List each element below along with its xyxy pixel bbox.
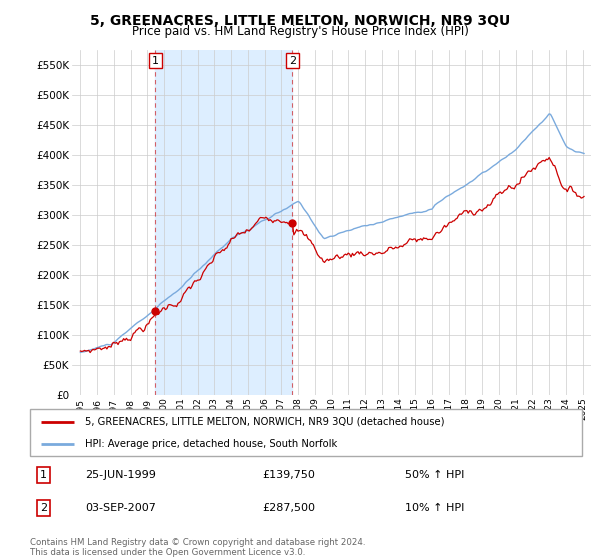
Text: £139,750: £139,750 [262,470,315,480]
Text: 2: 2 [289,55,296,66]
Bar [155,50,292,395]
Text: 25-JUN-1999: 25-JUN-1999 [85,470,156,480]
Text: 1: 1 [40,470,47,480]
Text: Contains HM Land Registry data © Crown copyright and database right 2024.
This d: Contains HM Land Registry data © Crown c… [30,538,365,557]
Text: Price paid vs. HM Land Registry's House Price Index (HPI): Price paid vs. HM Land Registry's House … [131,25,469,38]
Text: 03-SEP-2007: 03-SEP-2007 [85,503,156,514]
Text: 50% ↑ HPI: 50% ↑ HPI [406,470,465,480]
Text: 10% ↑ HPI: 10% ↑ HPI [406,503,465,514]
Text: HPI: Average price, detached house, South Norfolk: HPI: Average price, detached house, Sout… [85,438,337,449]
Text: 1: 1 [152,55,159,66]
Text: 5, GREENACRES, LITTLE MELTON, NORWICH, NR9 3QU: 5, GREENACRES, LITTLE MELTON, NORWICH, N… [90,14,510,28]
FancyBboxPatch shape [30,409,582,456]
Text: £287,500: £287,500 [262,503,315,514]
Text: 5, GREENACRES, LITTLE MELTON, NORWICH, NR9 3QU (detached house): 5, GREENACRES, LITTLE MELTON, NORWICH, N… [85,417,445,427]
Text: 2: 2 [40,503,47,514]
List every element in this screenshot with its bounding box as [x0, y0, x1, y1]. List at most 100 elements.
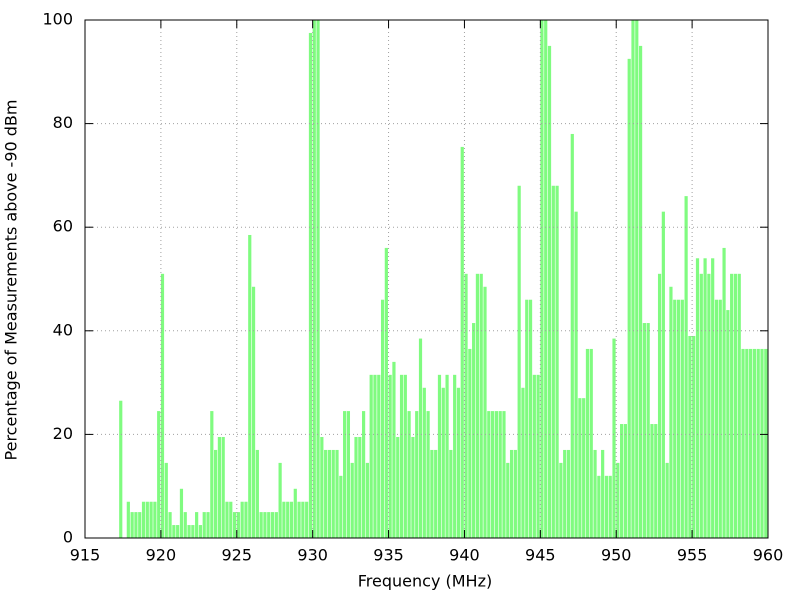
bar [551, 185, 555, 538]
bar [415, 411, 419, 538]
plot-border [84, 19, 769, 539]
bar [657, 273, 662, 538]
bar [441, 387, 445, 538]
bar [384, 247, 388, 539]
bar [547, 45, 552, 539]
bar [730, 273, 734, 538]
bar [479, 273, 483, 538]
bar [570, 133, 574, 538]
bar [335, 449, 339, 538]
bar [627, 58, 631, 538]
y-tick-label: 60 [53, 217, 73, 236]
bar [612, 338, 616, 538]
bar [191, 525, 195, 538]
bar [153, 501, 157, 538]
bar [578, 398, 582, 538]
bar [669, 286, 673, 538]
bar [183, 512, 187, 538]
bar [733, 273, 738, 538]
bar [255, 449, 259, 538]
bar [661, 211, 665, 538]
x-tick-label: 930 [297, 546, 328, 565]
bar [509, 449, 514, 538]
bar [513, 449, 517, 538]
y-axis-label: Percentage of Measurements above -90 dBm [2, 100, 21, 461]
bar [426, 411, 430, 538]
bar [453, 374, 457, 538]
bar [760, 348, 764, 538]
bar [589, 348, 593, 538]
x-tick-label: 935 [373, 546, 404, 565]
bar [741, 348, 745, 538]
bar [176, 525, 180, 538]
bar [130, 512, 134, 538]
bar [631, 20, 635, 538]
bar [498, 411, 502, 538]
bar [346, 411, 351, 538]
bar [445, 374, 449, 538]
bar [141, 501, 146, 538]
bar [206, 512, 210, 538]
bar [464, 273, 468, 538]
bar [699, 273, 703, 538]
bar [331, 449, 335, 538]
bar [361, 411, 366, 538]
bar [232, 512, 237, 538]
bar [267, 512, 271, 538]
bar [320, 436, 324, 538]
bar [278, 462, 282, 538]
x-tick-label: 925 [222, 546, 253, 565]
bar [214, 449, 218, 538]
bar [654, 424, 658, 538]
bar [145, 501, 149, 538]
bar [692, 335, 696, 538]
y-tick-label: 0 [63, 528, 73, 547]
bar [650, 424, 654, 538]
bar [722, 247, 726, 539]
bar [608, 475, 612, 538]
bar [711, 258, 715, 538]
bar [726, 310, 730, 538]
bar [407, 411, 411, 538]
y-tick-label: 40 [53, 320, 73, 339]
bar [638, 45, 643, 539]
bar [665, 462, 669, 538]
bar [411, 436, 415, 538]
bar [680, 299, 684, 538]
bar [434, 449, 438, 538]
bar [354, 436, 358, 538]
bar [544, 20, 548, 538]
bar [138, 512, 142, 538]
bar [388, 374, 392, 538]
bar [164, 462, 168, 538]
bar [236, 512, 240, 538]
bar [396, 436, 400, 538]
bar [373, 374, 377, 538]
bar [149, 501, 153, 538]
bar [642, 323, 646, 538]
bar [449, 449, 453, 538]
bar [172, 525, 176, 538]
x-tick-label: 945 [525, 546, 556, 565]
bar [270, 512, 275, 538]
bar [756, 348, 760, 538]
bar [585, 348, 590, 538]
bar [491, 411, 495, 538]
bar [593, 449, 597, 538]
bar [752, 348, 757, 538]
bar [703, 258, 707, 538]
bar [456, 387, 461, 538]
bar [168, 512, 172, 538]
bar [540, 20, 544, 538]
x-tick-label: 950 [601, 546, 632, 565]
bar [274, 512, 278, 538]
bar [327, 449, 332, 538]
y-tick-label: 20 [53, 424, 73, 443]
bar [460, 146, 464, 538]
bar [764, 348, 768, 538]
bar [601, 449, 605, 538]
bar [684, 196, 688, 538]
y-tick-label: 100 [42, 10, 73, 29]
bar [635, 20, 639, 538]
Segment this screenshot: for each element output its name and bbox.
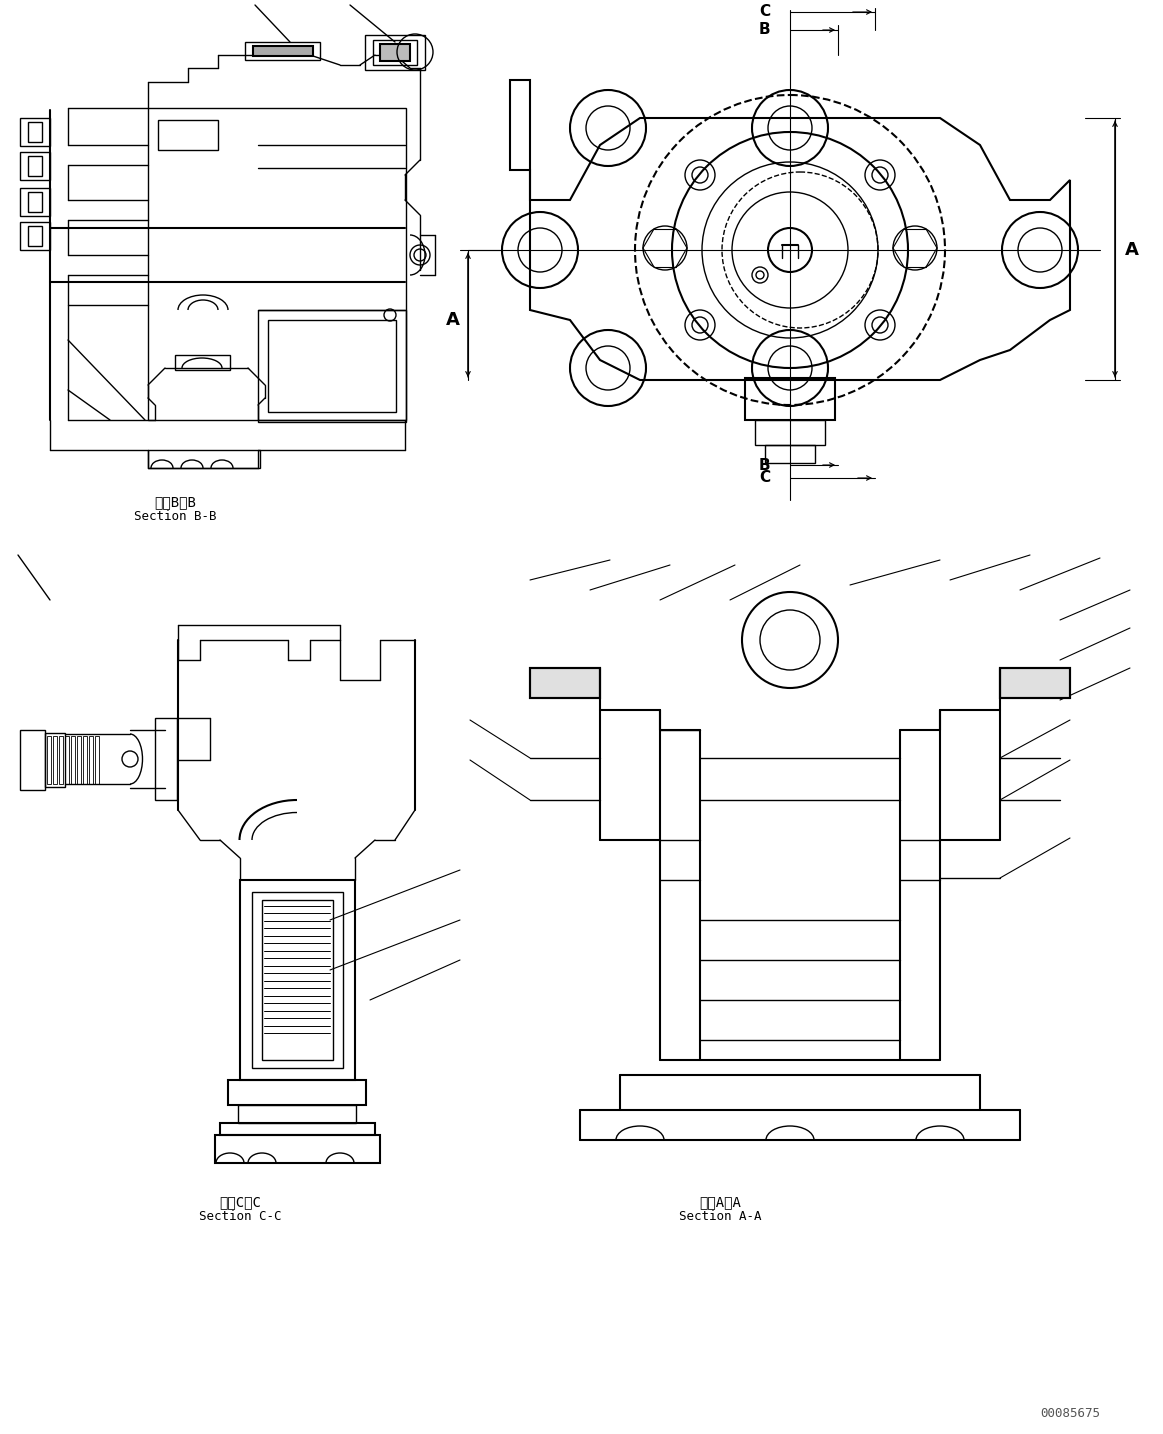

··········

_REQUEST_: Copy out verbatim the lines of the data above, from the line containing "Text: £139,750: £139,750 [262,470,315,480]" to the line containing "Text: 1: 1 [152,55,159,66]", both included.

_ANSWER TO THE PROBLEM_:
Text: £139,750: £139,750 [262,470,315,480]
Text: 2: 2 [289,55,296,66]
Bar [155,50,292,395]
Text: 25-JUN-1999: 25-JUN-1999 [85,470,156,480]
Text: 1: 1 [40,470,47,480]
Text: Contains HM Land Registry data © Crown copyright and database right 2024.
This d: Contains HM Land Registry data © Crown c… [30,538,365,557]
Text: Price paid vs. HM Land Registry's House Price Index (HPI): Price paid vs. HM Land Registry's House … [131,25,469,38]
Text: 03-SEP-2007: 03-SEP-2007 [85,503,156,514]
Text: 50% ↑ HPI: 50% ↑ HPI [406,470,465,480]
Text: 10% ↑ HPI: 10% ↑ HPI [406,503,465,514]
Text: HPI: Average price, detached house, South Norfolk: HPI: Average price, detached house, Sout… [85,438,337,449]
Text: 1: 1 [152,55,159,66]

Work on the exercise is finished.